***** INFORMATION SUPPLIED *****

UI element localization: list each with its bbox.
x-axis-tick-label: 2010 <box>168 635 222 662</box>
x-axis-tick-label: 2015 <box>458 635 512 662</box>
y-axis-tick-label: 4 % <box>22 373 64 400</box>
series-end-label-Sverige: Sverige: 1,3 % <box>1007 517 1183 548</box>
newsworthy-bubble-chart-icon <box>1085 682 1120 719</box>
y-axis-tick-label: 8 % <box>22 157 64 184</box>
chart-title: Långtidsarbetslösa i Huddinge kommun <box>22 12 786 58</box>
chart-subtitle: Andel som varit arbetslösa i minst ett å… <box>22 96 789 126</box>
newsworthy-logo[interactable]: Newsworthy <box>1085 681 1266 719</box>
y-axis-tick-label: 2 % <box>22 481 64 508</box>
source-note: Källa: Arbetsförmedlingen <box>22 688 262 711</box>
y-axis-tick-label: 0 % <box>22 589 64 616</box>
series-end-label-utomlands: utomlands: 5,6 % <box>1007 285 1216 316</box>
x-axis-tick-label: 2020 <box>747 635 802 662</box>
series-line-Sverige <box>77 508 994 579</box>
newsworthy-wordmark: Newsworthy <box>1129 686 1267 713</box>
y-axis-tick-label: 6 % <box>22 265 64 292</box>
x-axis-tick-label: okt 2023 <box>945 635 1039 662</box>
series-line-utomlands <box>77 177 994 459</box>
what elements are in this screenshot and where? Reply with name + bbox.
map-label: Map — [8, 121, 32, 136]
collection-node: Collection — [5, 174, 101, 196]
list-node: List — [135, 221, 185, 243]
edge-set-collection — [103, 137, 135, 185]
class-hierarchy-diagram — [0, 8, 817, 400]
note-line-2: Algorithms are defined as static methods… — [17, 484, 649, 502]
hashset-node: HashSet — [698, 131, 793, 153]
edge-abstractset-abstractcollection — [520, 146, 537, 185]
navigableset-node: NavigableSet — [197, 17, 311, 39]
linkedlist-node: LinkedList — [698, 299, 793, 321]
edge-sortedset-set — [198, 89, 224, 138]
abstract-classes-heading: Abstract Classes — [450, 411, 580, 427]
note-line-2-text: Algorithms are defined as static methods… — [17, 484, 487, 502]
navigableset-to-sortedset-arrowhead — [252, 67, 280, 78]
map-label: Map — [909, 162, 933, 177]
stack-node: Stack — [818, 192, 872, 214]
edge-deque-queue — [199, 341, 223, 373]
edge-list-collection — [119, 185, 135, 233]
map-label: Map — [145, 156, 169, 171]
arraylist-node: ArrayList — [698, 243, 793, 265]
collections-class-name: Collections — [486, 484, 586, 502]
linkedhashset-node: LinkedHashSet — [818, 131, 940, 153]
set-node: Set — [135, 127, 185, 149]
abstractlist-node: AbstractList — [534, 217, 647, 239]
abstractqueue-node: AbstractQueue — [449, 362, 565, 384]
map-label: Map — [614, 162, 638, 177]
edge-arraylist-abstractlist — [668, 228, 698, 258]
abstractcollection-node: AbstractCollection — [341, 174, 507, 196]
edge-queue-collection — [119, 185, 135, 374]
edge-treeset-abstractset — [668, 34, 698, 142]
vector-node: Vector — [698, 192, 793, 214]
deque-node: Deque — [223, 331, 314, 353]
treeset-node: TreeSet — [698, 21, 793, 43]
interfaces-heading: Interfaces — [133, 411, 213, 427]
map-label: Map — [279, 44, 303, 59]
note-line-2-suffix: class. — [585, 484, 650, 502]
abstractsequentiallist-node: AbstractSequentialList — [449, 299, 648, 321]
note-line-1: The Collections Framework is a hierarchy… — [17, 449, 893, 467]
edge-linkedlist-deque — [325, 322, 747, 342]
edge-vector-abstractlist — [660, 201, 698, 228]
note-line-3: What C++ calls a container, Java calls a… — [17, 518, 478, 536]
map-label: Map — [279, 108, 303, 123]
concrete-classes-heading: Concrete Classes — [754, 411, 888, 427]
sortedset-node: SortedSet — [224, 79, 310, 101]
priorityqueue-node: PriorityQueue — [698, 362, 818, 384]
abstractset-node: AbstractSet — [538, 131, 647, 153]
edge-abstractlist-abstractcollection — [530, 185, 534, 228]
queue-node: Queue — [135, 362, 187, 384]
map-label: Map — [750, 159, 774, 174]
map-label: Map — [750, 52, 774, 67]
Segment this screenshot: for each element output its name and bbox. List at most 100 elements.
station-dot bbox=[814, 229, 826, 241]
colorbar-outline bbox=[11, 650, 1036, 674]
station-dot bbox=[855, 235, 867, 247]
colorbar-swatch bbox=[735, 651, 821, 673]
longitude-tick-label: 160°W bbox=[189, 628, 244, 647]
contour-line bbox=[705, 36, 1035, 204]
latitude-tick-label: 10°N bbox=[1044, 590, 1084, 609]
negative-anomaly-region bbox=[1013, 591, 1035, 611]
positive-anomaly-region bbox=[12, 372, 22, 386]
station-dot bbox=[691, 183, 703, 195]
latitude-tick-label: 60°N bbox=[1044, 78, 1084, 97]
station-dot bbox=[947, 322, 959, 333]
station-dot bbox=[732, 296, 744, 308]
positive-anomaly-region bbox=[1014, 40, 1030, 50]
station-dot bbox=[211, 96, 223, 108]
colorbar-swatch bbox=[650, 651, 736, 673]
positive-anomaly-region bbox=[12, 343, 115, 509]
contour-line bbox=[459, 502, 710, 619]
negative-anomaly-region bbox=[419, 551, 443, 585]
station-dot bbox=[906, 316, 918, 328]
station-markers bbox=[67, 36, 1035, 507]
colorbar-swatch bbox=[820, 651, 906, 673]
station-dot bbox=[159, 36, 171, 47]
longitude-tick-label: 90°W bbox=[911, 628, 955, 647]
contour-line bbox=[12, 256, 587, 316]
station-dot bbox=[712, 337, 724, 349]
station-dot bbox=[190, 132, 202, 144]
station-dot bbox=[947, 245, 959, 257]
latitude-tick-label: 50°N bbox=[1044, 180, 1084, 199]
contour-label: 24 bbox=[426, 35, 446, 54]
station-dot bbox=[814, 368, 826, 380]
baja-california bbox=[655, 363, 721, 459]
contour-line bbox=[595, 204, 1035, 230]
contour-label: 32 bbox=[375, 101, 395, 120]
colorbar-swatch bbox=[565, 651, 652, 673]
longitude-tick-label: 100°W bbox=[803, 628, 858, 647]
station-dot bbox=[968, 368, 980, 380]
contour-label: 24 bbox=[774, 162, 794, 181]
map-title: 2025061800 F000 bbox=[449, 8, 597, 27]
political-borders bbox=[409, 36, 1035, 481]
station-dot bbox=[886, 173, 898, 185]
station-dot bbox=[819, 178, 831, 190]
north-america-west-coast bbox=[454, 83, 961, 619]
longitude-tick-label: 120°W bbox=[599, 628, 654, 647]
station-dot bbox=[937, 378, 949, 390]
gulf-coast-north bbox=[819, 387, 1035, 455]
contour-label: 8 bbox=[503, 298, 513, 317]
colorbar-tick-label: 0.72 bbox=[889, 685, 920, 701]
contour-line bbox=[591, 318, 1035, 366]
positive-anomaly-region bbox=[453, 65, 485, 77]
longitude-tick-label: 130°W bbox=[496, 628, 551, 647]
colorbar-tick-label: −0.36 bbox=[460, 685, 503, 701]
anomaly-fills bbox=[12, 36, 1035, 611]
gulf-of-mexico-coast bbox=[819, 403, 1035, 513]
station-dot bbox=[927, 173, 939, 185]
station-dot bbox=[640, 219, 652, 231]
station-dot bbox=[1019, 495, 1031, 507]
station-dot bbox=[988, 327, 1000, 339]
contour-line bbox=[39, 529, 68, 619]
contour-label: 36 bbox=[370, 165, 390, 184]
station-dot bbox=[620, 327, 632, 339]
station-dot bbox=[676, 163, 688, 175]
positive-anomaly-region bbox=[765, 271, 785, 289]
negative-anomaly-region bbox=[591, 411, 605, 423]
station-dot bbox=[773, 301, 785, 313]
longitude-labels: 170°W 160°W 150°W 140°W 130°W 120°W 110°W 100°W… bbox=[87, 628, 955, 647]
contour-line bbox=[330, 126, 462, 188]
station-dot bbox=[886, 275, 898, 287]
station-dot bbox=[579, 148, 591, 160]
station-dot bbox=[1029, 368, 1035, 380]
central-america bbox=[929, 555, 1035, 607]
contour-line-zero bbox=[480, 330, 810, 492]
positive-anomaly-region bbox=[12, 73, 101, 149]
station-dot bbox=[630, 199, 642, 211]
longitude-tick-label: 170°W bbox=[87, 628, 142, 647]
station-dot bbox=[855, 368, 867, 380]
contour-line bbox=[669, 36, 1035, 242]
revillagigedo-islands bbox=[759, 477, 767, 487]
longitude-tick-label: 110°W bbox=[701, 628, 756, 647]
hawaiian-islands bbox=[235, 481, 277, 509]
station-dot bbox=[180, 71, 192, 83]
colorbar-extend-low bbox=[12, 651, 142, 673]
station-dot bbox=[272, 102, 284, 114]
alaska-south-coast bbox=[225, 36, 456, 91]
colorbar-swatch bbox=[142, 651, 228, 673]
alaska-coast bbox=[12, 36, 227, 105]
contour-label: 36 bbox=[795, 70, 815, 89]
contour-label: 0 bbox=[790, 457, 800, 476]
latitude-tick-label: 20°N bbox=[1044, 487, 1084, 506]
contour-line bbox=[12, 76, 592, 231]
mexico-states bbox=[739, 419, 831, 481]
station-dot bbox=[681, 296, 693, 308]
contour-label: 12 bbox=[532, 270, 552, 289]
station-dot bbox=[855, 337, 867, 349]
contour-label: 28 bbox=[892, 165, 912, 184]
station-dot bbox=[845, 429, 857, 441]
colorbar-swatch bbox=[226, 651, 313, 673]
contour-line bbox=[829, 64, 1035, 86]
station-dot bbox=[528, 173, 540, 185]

*****

WORK TO COMPLETE: How many lines of the data above contain the string "this"? Case counts. Give only the number.

WRITTEN ANSWER: 2